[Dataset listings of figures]
-- START --

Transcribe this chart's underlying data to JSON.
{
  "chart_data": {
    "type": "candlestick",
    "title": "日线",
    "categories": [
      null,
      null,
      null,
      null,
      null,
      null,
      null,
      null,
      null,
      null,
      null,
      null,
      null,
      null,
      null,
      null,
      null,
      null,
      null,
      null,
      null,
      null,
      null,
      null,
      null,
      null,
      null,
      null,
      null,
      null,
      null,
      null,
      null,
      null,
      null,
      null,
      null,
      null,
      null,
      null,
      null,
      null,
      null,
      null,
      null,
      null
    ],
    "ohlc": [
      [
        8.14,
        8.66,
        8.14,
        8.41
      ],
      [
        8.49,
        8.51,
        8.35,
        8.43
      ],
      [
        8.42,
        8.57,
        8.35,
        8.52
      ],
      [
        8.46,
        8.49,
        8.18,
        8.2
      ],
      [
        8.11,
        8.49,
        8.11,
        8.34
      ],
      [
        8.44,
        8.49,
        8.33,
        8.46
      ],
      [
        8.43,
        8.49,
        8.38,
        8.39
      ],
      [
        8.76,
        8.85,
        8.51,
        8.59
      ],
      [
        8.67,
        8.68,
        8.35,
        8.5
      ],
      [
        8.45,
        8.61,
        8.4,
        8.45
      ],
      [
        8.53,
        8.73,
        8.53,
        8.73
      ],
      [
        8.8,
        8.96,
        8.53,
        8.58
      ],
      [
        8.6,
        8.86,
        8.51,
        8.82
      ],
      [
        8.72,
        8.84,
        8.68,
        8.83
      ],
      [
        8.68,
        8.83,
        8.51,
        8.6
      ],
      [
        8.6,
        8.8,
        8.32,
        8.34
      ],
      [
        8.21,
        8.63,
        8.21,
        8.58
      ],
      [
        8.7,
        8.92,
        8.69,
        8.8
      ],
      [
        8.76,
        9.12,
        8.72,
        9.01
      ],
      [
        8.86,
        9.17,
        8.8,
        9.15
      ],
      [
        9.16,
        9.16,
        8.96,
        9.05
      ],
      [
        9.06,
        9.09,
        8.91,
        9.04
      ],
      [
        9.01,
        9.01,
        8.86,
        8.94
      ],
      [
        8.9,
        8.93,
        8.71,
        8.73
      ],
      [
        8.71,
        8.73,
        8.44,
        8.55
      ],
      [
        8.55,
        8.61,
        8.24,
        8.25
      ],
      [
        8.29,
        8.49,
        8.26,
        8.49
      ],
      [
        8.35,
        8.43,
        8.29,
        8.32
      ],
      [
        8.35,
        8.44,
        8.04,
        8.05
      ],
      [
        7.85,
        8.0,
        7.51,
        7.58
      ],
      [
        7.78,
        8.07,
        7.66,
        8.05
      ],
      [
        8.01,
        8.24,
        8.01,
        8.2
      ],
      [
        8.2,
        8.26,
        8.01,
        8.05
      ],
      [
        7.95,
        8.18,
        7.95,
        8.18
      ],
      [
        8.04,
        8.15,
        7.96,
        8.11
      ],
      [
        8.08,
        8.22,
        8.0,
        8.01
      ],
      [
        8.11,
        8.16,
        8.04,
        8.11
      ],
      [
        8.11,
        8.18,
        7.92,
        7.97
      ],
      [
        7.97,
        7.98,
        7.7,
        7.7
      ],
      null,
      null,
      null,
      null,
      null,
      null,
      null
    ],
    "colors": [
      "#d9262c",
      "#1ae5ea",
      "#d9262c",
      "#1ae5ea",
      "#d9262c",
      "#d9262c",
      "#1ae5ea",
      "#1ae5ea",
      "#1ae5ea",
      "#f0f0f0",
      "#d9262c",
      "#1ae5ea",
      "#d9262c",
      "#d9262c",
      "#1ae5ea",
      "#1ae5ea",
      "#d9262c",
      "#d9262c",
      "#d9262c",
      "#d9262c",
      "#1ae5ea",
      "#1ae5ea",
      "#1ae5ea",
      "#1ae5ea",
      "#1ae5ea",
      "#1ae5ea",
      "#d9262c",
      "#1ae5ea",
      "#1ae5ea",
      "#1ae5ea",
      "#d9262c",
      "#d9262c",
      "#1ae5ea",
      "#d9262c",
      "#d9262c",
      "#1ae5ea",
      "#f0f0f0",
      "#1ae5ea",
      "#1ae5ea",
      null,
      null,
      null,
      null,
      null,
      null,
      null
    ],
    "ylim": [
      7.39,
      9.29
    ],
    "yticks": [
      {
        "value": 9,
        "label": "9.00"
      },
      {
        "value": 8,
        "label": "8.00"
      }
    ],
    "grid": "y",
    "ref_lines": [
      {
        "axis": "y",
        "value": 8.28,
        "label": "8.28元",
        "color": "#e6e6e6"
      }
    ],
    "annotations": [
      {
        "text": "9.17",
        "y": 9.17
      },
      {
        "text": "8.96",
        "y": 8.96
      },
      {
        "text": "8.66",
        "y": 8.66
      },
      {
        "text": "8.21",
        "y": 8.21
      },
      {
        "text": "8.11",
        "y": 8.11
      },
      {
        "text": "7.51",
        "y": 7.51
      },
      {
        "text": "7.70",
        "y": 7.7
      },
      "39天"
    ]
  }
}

-- END --

Instructions to follow: Show each line holding the word "text".

Solved exercise:
        "text": "9.17",
        "text": "8.96",
        "text": "8.66",
        "text": "8.21",
        "text": "8.11",
        "text": "7.51",
        "text": "7.70",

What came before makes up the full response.